TO DO:
Locate the lines where "document" occurs and copy them as they stand.

RECORDS PROVIDED:
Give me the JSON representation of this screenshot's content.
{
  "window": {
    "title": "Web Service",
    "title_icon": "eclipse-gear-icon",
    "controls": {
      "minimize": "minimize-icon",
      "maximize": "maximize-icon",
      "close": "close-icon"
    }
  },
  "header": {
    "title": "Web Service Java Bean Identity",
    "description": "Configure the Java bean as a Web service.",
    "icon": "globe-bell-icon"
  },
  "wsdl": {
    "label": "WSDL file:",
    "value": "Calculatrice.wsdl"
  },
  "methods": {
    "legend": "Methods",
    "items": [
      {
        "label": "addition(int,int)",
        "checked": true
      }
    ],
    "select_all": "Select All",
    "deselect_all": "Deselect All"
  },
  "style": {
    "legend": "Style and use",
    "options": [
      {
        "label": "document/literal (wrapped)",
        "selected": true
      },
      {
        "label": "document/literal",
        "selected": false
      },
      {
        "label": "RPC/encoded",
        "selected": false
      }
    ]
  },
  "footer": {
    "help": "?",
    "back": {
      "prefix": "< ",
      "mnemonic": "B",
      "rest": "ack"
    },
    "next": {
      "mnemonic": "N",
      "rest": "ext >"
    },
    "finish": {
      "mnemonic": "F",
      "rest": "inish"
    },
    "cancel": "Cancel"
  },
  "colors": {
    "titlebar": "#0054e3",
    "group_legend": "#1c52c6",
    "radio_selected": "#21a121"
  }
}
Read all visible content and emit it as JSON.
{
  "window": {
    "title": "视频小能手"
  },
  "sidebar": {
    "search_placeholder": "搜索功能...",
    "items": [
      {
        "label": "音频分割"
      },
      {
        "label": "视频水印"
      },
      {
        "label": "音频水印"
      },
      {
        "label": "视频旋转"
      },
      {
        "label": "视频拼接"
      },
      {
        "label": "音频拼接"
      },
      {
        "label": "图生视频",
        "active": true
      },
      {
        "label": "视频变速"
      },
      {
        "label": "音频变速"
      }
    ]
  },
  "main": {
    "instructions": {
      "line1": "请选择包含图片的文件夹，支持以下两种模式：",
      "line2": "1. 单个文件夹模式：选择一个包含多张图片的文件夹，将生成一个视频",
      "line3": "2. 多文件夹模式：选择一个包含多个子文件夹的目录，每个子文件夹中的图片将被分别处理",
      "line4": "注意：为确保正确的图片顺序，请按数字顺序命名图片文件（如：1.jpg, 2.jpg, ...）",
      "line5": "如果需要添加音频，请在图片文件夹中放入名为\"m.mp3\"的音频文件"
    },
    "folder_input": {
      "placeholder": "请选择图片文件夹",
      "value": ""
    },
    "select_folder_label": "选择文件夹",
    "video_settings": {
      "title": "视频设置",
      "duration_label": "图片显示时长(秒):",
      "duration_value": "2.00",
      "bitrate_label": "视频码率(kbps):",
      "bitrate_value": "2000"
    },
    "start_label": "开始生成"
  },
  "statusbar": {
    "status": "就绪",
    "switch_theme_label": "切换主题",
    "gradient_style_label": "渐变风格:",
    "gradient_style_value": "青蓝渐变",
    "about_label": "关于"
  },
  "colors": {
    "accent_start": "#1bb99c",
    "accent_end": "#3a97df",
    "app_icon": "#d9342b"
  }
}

TASK OUTPUT:
        "label": "document/literal (wrapped)",
        "label": "document/literal",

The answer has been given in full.